_DESCRIPTION OF THE TASK_. Return the count of lines with the string "category" in them, and nothing else.

===== LISTING

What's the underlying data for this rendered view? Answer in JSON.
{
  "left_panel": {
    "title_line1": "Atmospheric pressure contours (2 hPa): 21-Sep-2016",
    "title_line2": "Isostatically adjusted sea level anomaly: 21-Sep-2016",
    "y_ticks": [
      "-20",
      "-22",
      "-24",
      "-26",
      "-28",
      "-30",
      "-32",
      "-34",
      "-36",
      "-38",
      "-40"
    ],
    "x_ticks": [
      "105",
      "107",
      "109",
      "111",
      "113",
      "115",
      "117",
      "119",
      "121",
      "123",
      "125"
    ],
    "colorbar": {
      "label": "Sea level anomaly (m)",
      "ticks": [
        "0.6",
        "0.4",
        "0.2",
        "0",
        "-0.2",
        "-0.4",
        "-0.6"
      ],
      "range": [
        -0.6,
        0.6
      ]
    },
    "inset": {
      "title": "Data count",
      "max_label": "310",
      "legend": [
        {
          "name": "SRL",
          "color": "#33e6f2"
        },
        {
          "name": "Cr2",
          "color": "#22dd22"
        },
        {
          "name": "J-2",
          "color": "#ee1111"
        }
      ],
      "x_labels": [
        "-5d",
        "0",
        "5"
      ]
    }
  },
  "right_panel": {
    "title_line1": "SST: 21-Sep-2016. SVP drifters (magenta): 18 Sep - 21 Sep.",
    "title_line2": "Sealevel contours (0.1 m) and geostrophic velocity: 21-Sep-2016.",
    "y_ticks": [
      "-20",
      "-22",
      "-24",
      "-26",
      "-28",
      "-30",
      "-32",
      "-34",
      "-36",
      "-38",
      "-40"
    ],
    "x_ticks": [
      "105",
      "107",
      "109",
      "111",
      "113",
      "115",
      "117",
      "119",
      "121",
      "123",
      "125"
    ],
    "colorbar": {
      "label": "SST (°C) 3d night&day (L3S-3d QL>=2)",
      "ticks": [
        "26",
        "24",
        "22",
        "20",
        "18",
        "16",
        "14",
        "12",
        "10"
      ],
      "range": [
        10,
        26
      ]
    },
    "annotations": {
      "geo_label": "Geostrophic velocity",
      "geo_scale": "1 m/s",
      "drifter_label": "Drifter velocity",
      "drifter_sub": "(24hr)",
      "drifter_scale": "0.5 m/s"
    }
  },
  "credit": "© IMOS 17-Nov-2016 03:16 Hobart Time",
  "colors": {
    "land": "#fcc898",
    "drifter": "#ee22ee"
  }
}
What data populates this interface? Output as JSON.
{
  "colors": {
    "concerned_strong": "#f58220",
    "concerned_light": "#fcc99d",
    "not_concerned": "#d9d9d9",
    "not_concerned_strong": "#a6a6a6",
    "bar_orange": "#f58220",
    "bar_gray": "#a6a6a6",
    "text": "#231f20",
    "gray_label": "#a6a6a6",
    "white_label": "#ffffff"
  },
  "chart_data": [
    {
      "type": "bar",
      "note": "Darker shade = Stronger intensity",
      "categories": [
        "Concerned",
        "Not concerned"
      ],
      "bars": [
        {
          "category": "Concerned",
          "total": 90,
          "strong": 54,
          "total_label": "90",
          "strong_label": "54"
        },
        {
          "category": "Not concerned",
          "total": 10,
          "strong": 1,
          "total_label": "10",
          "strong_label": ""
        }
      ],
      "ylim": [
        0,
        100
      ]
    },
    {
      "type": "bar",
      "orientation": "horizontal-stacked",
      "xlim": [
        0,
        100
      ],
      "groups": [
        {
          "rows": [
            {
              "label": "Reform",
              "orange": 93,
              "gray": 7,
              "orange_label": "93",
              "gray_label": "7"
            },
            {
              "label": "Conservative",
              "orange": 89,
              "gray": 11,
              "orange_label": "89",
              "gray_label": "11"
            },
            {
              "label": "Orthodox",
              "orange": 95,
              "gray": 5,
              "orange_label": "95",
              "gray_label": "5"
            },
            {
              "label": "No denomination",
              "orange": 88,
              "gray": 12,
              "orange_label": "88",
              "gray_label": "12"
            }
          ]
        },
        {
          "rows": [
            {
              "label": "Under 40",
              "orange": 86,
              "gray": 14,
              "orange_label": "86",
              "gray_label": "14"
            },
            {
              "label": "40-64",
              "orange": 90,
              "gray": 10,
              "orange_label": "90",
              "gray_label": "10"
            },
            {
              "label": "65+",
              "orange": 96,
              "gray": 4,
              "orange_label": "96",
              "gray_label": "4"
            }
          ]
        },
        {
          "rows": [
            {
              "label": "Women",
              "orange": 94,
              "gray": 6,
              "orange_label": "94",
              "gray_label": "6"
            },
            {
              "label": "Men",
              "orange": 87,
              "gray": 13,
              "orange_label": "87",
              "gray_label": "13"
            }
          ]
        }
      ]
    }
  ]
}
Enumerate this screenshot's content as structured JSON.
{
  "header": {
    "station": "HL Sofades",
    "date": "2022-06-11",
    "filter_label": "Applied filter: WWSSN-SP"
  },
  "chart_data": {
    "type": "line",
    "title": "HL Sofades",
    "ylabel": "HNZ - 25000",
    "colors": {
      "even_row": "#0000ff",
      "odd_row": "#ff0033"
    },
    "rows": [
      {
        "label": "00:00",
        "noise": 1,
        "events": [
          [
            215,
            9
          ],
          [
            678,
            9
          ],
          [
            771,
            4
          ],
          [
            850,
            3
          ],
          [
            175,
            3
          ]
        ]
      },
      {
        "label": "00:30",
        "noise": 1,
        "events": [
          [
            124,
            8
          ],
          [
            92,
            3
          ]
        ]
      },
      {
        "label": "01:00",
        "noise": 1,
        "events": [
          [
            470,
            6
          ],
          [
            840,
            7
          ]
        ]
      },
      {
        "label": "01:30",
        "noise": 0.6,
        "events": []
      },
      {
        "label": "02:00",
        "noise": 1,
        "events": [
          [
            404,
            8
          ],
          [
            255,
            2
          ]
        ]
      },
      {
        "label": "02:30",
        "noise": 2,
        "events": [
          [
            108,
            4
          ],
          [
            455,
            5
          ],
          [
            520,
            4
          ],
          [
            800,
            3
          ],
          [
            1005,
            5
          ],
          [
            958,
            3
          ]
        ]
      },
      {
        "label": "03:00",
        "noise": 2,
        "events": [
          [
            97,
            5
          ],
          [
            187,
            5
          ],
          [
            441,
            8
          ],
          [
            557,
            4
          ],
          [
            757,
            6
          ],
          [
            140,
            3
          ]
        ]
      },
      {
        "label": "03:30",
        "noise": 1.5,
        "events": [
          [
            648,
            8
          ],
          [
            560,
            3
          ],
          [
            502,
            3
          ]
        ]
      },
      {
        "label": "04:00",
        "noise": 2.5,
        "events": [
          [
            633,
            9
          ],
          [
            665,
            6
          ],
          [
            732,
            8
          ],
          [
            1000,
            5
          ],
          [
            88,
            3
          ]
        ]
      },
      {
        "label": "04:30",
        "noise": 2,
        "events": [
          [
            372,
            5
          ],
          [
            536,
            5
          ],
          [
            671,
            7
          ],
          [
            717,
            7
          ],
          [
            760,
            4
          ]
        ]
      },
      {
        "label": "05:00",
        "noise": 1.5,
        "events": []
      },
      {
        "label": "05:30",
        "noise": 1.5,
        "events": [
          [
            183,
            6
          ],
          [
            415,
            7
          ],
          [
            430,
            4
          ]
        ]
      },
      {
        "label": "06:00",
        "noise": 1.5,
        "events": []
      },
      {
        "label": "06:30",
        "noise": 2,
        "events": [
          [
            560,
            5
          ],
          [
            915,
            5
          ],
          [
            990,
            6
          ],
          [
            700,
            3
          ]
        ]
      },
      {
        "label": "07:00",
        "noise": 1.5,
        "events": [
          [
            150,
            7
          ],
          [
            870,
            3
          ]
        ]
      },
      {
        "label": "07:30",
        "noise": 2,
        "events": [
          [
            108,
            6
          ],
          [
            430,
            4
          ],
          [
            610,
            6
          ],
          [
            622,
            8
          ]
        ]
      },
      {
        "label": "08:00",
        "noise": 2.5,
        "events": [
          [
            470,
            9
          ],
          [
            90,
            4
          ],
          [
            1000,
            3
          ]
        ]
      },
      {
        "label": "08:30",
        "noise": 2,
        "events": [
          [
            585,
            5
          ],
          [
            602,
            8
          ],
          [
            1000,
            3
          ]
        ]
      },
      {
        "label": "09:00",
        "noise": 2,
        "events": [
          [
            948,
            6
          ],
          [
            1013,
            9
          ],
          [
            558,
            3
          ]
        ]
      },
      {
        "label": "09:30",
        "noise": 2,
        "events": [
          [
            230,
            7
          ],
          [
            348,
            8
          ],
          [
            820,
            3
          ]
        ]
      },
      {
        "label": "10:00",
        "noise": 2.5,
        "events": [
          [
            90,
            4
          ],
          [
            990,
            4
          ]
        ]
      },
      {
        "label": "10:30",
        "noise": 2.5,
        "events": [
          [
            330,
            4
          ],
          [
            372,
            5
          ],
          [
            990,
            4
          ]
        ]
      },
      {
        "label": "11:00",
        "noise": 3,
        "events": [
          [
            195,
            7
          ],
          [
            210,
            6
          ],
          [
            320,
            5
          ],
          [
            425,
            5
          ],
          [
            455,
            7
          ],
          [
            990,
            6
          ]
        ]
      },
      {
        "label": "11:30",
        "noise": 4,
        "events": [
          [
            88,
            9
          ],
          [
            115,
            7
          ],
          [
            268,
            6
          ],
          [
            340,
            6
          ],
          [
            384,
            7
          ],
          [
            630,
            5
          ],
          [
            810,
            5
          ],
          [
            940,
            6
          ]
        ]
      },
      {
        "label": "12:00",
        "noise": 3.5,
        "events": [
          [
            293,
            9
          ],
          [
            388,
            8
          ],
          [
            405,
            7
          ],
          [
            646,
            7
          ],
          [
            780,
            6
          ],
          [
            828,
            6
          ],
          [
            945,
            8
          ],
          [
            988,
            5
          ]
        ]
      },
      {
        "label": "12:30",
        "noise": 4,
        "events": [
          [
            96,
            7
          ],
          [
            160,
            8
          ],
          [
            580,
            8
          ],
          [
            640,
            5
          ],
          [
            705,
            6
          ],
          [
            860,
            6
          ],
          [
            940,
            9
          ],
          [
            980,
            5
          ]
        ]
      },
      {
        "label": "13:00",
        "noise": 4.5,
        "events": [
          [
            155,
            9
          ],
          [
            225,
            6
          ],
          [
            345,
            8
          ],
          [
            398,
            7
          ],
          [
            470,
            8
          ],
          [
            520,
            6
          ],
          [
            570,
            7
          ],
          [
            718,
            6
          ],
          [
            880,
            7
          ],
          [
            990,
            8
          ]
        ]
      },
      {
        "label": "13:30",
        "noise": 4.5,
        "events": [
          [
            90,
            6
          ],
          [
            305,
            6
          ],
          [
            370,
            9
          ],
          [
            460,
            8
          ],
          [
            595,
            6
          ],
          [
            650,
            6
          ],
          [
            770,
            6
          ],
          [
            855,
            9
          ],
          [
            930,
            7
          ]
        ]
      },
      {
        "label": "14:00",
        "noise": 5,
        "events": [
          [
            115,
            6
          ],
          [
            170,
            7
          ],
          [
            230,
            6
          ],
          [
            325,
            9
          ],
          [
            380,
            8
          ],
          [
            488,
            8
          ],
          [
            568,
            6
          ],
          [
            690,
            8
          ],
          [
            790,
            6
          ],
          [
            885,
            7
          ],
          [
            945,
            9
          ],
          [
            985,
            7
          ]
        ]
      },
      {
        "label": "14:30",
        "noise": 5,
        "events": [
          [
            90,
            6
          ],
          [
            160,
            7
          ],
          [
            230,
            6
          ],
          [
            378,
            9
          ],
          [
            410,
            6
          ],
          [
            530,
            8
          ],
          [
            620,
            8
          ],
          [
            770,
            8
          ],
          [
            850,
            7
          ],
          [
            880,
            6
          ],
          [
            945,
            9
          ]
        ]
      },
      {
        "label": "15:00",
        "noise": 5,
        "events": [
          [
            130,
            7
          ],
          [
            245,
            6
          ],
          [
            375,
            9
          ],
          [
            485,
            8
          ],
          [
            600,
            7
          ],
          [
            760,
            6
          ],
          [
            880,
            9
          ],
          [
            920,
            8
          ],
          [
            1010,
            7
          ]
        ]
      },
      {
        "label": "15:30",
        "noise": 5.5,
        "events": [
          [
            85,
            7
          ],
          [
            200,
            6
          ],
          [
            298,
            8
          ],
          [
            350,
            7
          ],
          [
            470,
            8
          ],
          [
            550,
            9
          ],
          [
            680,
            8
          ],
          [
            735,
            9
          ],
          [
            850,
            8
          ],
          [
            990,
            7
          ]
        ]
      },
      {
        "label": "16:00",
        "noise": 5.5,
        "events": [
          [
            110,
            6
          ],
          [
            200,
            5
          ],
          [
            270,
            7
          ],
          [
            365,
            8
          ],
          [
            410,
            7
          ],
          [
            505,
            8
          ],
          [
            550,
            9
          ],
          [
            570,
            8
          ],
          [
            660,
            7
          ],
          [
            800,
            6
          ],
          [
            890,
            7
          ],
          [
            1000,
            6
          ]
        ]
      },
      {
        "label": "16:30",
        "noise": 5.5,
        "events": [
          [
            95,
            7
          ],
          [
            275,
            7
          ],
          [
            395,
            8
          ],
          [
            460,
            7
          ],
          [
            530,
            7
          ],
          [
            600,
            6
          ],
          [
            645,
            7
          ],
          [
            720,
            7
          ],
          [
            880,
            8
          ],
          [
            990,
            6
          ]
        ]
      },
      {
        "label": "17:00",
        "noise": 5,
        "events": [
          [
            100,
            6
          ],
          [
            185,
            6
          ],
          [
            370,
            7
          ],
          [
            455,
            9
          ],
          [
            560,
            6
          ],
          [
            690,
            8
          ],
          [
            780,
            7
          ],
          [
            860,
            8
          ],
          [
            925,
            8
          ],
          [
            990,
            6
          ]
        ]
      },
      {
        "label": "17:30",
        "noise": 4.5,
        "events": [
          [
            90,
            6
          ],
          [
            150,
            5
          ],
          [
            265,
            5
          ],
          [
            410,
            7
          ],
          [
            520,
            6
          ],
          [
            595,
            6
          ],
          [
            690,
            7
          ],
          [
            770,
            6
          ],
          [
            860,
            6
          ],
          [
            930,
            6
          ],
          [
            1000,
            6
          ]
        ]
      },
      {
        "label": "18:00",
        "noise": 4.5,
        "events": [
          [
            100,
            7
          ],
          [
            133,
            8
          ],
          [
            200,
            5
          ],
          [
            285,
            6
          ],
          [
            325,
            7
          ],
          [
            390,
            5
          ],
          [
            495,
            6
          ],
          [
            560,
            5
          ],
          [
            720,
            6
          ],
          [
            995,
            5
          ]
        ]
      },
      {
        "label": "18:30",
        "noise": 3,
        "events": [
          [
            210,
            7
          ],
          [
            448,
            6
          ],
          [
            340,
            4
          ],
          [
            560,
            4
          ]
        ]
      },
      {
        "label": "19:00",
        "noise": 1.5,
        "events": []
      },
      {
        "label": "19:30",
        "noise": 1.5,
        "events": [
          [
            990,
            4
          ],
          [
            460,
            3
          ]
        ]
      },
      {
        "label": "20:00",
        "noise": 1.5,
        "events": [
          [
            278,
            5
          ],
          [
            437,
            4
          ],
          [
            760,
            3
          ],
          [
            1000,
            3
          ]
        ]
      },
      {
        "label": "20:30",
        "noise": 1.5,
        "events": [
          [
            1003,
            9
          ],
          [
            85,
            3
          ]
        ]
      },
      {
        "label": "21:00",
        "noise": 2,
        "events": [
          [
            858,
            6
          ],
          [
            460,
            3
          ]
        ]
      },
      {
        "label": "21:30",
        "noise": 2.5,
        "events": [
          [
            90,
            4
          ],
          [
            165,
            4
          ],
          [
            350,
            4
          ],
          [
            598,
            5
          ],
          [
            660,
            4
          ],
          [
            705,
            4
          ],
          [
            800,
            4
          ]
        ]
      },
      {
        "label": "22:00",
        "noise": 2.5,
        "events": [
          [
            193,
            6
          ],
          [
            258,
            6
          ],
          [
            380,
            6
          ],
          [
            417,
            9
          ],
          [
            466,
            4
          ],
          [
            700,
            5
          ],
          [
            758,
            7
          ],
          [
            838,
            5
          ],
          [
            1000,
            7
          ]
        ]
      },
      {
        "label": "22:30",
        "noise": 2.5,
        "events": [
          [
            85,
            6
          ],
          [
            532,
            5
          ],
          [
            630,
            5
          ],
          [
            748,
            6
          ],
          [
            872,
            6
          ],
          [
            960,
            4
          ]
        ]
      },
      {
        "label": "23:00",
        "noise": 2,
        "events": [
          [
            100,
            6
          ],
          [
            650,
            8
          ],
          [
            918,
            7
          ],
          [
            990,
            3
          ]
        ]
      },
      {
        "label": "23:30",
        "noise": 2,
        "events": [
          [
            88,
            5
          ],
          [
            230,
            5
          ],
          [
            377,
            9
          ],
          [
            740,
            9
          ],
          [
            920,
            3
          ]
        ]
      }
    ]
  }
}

==========

_COMPLETE OUTPUT_. 2